The second most important finding relates to providing a more complete framework under which bullying is being measured and evaluated internationally. The examination of a four intercorrelated domain framework found support from the data in TIMSS and suggests that future investigations will continue to engage this conceptualization compared to either a unidimensional, or two-domain construct structure. This proposition, however, is valid only if the present four-factor model is supported and replicated by other populations, thus, tests of measurement invariance across countries on the TIMSS are necessary. In other words, the present simple structure should not be taken for granted but be evaluated, verified, or disproved with future samples.

Third, despite notable differences in the functioning of the bullying scale across gender, the application of the novel alignment methodology [58] overcame the problem of construct equivalence and allowed us to perform valid tests in levels between males and females. Thus, the present study acknowledged recent advances in psychometrics that overcame the problem of measurement non-equivalence [53].

4.1. Implications for Educational Policy and Practice

The results of the present study allow for several recommendations that can influence educational policy. First, it is recommended that schools involve parents, stakeholders, principals, and specialists (such as psychologists and social workers) in addressing bullying because of the intricacy of this problematic conduct. It is recommended that regulations be put in place to detect and treat toxic masculinity, which is a term that represents society’s acceptance that boys may and must be aggressive, domineering, and macho, in light of the findings of the current study on male dominance. Training programs that emphasize the use of empathy in conflict resolution and the maintenance and development of healthy social interactions in males are likely to have a favorable impact. Additionally, the development of clear guidelines on what constitutes bullying, harassment, and aggressive instances will help recognize such incidents, thus providing the first step of recognition and assessment. Enhancing accountabilities for all students so that incidents will be reported and receive proper consequences may also create a culture of zero tolerance toward bullying.

4.2. Limitations and Future Directions

There are several reasons why the present findings should be viewed with caution. First, the self-reported nature of the measurement suggests that processes such as response bias and social desirability may be operative [67], especially at that young age. Second, the sample size was relatively large so significant effects may not have been “substantial” but rather an artifact of excessive levels of power. For example, the difference in cyberbullying across gender was reflective of small effect sizes, pointing to that effect. Last, given the use of the TIMSS methodology and the specific instrument, it is possible that the content validity of the measure can be improved by incorporating additional behaviors related to cyber and online means of bullying. Such behaviors can now be assessed in younger ages as there has been an increase in bullying prevalence in younger ages.

4.3. Conclusions

It is concluded that the measurement of bullying in the TIMMS is better described using a multivariate framework that is richer, more explanatory, and offers the potential for targeted interventions. Furthermore, gender differences were noted favoring females who exhibited lower levels of bullying throughout the bullying domains.

☆ ☆ ☆ ☆

▶ Problem
Please copy the bullying text above word for word, from "It is concluded" up to and including "the bullying domains.".

☆ ☆ ☆ ☆

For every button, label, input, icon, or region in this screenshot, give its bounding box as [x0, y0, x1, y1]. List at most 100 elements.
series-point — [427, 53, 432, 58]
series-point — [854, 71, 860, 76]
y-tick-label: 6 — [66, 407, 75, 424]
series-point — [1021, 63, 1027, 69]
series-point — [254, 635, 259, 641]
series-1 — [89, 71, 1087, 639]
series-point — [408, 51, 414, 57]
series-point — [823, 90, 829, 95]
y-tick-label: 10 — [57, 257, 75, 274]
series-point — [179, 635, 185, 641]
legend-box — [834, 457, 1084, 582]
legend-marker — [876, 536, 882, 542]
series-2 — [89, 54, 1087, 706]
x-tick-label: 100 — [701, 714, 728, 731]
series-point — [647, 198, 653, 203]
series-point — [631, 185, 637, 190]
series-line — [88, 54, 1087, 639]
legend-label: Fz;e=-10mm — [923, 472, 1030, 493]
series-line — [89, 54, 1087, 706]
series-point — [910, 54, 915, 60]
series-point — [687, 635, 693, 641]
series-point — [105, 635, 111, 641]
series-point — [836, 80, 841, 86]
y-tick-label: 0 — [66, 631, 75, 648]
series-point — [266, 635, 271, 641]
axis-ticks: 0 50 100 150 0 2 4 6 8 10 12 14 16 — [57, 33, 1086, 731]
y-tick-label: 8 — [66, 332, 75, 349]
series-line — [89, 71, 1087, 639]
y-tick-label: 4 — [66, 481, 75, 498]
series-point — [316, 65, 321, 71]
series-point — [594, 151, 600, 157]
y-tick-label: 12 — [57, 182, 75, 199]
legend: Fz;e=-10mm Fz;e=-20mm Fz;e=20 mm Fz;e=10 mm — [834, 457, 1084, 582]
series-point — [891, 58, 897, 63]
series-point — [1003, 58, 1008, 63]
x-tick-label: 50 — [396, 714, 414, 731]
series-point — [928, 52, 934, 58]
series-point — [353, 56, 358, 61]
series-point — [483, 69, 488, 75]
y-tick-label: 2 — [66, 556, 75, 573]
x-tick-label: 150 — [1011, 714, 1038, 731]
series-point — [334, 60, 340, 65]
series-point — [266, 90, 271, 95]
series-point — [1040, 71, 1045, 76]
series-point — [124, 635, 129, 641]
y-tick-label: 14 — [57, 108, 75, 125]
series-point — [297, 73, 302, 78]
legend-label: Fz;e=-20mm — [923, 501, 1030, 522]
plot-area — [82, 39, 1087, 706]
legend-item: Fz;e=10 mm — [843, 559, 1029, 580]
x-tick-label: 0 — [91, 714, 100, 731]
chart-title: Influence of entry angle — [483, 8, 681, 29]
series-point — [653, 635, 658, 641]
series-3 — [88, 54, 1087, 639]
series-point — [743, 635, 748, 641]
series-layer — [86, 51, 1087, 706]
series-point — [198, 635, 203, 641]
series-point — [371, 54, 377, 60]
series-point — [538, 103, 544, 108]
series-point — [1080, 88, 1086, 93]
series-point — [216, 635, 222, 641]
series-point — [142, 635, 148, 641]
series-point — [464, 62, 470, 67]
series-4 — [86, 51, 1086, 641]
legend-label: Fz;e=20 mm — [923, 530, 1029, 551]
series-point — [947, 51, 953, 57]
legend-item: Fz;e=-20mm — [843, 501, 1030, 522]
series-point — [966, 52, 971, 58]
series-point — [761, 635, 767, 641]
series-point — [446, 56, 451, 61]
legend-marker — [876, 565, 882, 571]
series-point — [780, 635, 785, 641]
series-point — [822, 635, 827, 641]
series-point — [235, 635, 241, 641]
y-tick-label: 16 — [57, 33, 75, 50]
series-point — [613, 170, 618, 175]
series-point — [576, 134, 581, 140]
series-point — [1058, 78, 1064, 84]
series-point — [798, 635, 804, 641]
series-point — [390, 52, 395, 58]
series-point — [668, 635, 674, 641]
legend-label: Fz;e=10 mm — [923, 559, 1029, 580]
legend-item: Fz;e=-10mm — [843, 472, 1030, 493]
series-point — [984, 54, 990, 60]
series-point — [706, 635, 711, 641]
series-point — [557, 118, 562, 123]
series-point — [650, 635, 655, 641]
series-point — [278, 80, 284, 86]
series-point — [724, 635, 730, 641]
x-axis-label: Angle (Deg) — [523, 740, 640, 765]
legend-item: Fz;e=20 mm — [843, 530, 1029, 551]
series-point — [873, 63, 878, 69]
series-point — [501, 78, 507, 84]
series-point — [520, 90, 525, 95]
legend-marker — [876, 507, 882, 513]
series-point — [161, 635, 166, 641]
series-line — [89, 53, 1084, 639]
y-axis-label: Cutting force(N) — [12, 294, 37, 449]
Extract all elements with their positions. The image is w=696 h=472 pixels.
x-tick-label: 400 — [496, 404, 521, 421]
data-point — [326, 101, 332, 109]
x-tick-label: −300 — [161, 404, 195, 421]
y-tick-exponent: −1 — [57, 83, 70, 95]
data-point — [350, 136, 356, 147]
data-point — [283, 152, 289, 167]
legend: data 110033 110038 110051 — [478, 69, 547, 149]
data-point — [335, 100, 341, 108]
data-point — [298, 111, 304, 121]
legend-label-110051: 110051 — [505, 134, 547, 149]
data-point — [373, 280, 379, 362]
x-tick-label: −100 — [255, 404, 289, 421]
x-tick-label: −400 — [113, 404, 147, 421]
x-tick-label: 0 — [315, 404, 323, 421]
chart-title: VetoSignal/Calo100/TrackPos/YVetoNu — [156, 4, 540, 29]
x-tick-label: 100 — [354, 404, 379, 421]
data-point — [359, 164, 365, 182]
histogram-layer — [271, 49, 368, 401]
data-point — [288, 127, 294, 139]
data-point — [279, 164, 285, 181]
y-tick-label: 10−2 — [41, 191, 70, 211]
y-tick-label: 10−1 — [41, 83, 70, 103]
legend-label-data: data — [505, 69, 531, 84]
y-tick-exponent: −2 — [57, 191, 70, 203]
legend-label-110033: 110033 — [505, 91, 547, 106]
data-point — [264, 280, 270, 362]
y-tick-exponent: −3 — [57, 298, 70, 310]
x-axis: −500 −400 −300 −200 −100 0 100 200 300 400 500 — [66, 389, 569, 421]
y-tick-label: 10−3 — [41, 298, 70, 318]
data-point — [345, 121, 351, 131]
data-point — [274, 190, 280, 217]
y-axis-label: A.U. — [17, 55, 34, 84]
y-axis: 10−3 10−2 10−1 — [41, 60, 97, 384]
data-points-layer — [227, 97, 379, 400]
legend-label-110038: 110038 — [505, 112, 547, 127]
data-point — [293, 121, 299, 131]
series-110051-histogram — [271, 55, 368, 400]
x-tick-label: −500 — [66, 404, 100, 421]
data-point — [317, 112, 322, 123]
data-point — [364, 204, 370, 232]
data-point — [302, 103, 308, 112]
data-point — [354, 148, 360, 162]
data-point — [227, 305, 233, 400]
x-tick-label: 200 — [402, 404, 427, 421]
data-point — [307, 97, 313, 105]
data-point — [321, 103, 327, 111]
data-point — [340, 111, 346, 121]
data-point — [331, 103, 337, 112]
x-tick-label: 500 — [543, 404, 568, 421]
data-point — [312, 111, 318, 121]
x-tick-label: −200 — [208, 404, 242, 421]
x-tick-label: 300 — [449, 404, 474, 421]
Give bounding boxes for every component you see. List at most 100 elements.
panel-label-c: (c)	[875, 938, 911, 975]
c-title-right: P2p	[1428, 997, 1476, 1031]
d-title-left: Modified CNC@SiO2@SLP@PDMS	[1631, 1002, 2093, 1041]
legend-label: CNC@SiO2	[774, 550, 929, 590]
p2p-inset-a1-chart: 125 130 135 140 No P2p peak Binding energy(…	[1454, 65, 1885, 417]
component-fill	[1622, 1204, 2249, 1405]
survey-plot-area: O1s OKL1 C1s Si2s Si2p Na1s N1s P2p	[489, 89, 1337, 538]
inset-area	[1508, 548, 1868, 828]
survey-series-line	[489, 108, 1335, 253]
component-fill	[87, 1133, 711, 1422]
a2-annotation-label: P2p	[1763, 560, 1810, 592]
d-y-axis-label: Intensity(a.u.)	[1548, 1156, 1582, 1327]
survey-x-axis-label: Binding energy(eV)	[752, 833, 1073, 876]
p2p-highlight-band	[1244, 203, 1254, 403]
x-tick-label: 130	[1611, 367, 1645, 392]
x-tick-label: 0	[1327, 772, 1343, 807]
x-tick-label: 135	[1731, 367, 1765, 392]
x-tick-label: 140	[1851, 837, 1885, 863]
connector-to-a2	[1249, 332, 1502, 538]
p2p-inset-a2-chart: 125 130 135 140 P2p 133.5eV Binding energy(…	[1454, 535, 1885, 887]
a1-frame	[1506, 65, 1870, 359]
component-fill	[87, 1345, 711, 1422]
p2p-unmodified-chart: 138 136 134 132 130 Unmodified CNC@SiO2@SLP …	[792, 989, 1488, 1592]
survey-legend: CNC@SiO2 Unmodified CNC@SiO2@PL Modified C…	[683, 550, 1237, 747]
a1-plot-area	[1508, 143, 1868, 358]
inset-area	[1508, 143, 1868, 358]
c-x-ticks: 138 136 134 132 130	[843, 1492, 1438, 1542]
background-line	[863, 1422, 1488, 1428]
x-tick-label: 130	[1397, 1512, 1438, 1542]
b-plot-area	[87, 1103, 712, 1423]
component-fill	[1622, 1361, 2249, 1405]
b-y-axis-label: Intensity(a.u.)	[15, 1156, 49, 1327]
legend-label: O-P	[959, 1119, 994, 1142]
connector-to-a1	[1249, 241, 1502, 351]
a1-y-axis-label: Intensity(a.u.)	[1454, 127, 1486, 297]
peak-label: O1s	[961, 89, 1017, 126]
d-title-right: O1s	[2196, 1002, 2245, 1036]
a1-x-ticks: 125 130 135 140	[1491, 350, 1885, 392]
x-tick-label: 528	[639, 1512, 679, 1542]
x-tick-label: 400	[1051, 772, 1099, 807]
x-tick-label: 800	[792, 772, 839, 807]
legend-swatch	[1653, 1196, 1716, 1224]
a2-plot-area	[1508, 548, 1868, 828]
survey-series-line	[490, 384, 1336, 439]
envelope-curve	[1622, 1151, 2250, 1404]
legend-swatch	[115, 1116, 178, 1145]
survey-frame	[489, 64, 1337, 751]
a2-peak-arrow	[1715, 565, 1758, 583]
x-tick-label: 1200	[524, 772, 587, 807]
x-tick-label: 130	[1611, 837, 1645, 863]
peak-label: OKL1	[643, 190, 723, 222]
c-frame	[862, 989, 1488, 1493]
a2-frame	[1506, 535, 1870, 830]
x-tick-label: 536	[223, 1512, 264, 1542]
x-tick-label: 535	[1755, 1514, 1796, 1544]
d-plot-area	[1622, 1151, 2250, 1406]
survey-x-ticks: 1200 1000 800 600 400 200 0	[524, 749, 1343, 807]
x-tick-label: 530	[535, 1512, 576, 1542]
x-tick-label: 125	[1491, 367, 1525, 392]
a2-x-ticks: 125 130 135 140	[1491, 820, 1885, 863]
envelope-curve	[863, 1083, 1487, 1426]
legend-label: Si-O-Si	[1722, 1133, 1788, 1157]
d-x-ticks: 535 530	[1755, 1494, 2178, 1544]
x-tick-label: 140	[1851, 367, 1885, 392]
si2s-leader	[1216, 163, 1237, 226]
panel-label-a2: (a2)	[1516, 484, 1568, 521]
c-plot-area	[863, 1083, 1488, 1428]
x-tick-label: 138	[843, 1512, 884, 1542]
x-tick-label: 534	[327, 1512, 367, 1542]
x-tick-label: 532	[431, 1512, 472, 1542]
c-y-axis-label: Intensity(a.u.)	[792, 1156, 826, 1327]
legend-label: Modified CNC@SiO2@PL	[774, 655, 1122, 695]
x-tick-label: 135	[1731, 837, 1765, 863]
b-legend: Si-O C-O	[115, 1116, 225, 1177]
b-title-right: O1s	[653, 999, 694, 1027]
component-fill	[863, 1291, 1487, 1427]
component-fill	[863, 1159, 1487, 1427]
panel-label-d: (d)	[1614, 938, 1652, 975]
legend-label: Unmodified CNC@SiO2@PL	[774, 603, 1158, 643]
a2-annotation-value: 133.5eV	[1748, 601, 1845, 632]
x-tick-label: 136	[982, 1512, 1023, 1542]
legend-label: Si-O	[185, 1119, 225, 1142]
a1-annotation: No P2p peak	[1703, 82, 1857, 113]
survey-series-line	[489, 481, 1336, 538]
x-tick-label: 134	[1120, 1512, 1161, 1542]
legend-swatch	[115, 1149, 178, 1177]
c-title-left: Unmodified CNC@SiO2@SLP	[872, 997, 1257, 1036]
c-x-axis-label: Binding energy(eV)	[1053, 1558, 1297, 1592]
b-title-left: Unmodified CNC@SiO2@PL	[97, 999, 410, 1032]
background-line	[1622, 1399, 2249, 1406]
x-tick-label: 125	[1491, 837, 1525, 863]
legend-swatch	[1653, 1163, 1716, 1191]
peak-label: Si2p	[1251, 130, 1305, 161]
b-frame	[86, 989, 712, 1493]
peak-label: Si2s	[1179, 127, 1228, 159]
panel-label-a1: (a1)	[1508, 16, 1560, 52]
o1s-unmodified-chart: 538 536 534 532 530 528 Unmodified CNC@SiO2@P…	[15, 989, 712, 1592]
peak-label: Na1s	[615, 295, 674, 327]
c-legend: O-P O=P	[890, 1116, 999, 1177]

☆ ☆ ☆ ☆

▶ Solution for this problem
It is concluded that the measurement of bullying in the TIMMS is better described using a multivariate framework that is richer, more explanatory, and offers the potential for targeted interventions. Furthermore, gender differences were noted favoring females who exhibited lower levels of bullying throughout the bullying domains.